### INSTRUCTIONS FOR THE TASK
All of the data below should be written out exactly.

### EXTRACTED MATERIAL
+ + + +

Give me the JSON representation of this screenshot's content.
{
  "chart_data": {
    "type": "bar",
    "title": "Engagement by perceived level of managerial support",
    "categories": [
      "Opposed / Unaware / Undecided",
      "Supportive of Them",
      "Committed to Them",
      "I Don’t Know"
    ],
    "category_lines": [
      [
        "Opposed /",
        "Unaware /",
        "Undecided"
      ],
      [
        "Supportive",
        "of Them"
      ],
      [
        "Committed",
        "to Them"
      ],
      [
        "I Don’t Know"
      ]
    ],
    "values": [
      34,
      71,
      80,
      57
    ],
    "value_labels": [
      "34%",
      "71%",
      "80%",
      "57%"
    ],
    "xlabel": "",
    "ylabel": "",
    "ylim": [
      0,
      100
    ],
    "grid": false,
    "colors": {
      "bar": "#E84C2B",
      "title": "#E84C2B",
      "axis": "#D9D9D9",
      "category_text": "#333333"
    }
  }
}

+ + + +

### SOLUTION BELOW
Give me the JSON representation of this screenshot's content.
{
  "chart_data": {
    "type": "bar",
    "title": "Engagement by perceived level of managerial support",
    "categories": [
      "Opposed / Unaware / Undecided",
      "Supportive of Them",
      "Committed to Them",
      "I Don’t Know"
    ],
    "category_lines": [
      [
        "Opposed /",
        "Unaware /",
        "Undecided"
      ],
      [
        "Supportive",
        "of Them"
      ],
      [
        "Committed",
        "to Them"
      ],
      [
        "I Don’t Know"
      ]
    ],
    "values": [
      34,
      71,
      80,
      57
    ],
    "value_labels": [
      "34%",
      "71%",
      "80%",
      "57%"
    ],
    "xlabel": "",
    "ylabel": "",
    "ylim": [
      0,
      100
    ],
    "grid": false,
    "colors": {
      "bar": "#E84C2B",
      "title": "#E84C2B",
      "axis": "#D9D9D9",
      "category_text": "#333333"
    }
  }
}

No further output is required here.